Records for processing:
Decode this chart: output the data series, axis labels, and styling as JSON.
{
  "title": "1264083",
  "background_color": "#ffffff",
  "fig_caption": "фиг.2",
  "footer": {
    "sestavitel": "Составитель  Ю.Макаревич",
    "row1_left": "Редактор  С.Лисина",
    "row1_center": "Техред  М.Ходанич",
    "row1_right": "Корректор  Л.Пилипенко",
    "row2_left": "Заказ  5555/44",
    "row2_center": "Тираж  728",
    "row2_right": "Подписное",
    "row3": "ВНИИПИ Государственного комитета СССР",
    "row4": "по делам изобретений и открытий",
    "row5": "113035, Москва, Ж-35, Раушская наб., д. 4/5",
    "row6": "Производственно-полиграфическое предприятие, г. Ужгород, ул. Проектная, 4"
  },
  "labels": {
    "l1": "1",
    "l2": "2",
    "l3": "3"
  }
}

Given exercise:
Could you transcribe the records in full, exactly?

Task output:
Decode this chart: output the data series, axis labels, and styling as JSON.
{
  "title": "1264083",
  "background_color": "#ffffff",
  "fig_caption": "фиг.2",
  "footer": {
    "sestavitel": "Составитель  Ю.Макаревич",
    "row1_left": "Редактор  С.Лисина",
    "row1_center": "Техред  М.Ходанич",
    "row1_right": "Корректор  Л.Пилипенко",
    "row2_left": "Заказ  5555/44",
    "row2_center": "Тираж  728",
    "row2_right": "Подписное",
    "row3": "ВНИИПИ Государственного комитета СССР",
    "row4": "по делам изобретений и открытий",
    "row5": "113035, Москва, Ж-35, Раушская наб., д. 4/5",
    "row6": "Производственно-полиграфическое предприятие, г. Ужгород, ул. Проектная, 4"
  },
  "labels": {
    "l1": "1",
    "l2": "2",
    "l3": "3"
  }
}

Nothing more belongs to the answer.